━━ Recorded information

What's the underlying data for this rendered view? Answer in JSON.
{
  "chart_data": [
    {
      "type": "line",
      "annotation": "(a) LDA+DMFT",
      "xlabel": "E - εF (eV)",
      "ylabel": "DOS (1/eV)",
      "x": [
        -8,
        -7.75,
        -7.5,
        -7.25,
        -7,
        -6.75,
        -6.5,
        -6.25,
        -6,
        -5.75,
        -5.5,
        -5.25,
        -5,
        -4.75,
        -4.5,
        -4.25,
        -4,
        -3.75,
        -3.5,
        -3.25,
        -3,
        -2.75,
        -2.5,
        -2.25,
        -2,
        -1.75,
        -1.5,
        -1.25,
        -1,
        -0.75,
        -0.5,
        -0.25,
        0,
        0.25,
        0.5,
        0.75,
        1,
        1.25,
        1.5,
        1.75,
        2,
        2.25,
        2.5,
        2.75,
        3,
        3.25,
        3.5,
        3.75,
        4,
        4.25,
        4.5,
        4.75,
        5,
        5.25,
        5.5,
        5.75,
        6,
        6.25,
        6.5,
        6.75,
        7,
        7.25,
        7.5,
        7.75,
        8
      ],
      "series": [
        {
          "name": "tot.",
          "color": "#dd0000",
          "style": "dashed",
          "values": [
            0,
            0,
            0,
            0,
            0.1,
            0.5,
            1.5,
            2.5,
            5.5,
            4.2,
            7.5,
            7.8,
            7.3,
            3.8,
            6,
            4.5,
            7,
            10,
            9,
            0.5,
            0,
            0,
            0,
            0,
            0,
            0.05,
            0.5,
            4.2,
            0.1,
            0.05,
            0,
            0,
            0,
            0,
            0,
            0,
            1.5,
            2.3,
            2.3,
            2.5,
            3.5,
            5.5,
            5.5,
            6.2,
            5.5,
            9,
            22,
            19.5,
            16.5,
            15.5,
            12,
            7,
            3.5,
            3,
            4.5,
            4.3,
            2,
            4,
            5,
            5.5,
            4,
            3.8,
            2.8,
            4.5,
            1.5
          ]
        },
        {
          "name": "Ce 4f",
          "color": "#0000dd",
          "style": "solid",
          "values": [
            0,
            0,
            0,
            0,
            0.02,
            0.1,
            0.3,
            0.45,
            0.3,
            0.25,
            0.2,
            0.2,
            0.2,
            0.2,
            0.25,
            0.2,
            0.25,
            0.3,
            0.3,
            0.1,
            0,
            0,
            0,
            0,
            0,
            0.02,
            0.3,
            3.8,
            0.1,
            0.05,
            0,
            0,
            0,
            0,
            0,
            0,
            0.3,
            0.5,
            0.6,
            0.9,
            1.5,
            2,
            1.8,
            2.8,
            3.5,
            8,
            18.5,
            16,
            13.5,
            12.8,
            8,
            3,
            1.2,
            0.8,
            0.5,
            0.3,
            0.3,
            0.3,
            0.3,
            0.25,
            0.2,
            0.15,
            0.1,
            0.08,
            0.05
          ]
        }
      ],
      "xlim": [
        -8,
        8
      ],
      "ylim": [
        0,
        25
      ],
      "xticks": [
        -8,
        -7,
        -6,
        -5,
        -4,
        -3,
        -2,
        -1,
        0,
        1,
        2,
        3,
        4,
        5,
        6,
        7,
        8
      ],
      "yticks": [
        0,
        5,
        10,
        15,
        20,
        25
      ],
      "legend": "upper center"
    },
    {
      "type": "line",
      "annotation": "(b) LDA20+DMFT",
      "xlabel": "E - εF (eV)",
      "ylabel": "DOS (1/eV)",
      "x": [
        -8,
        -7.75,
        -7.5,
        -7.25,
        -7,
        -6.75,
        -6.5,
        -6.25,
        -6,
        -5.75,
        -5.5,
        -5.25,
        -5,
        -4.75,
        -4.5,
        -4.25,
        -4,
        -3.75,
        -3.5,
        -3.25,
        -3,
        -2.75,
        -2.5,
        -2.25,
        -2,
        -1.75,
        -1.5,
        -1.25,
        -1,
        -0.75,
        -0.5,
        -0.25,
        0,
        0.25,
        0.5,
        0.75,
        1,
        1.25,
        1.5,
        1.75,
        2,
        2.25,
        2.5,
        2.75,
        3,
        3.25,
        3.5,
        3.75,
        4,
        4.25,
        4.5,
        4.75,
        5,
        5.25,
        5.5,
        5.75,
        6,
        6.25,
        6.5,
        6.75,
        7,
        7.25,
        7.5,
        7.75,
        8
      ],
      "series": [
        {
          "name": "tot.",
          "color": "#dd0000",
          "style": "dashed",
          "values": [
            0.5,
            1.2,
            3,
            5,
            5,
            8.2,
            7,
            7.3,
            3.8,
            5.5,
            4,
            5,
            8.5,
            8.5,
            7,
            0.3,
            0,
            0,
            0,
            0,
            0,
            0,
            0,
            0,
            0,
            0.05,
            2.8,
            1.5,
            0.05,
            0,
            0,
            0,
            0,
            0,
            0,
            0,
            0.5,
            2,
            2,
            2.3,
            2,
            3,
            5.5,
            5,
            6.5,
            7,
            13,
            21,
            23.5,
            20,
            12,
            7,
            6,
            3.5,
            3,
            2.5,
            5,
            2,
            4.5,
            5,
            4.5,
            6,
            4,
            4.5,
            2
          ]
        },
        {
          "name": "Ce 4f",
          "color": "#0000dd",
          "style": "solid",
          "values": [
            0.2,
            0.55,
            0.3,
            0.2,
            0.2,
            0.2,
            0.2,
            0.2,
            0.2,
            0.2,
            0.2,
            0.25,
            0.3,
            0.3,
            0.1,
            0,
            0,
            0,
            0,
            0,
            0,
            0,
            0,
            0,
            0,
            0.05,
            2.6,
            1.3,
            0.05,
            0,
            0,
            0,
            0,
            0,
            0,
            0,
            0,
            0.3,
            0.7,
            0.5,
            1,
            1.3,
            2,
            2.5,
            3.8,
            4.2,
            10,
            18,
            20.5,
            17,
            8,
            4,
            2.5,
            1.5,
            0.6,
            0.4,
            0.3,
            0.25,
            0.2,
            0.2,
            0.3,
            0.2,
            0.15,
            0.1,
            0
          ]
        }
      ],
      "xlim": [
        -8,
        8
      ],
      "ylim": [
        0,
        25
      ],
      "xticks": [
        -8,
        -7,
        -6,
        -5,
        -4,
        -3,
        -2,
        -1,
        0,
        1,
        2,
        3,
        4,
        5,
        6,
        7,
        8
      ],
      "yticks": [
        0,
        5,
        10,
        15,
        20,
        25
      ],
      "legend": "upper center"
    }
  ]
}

━━━━

* Written instruction:
How many lines of the listing above include the word "annotation"? State the number and nothing else.

* Task output:
2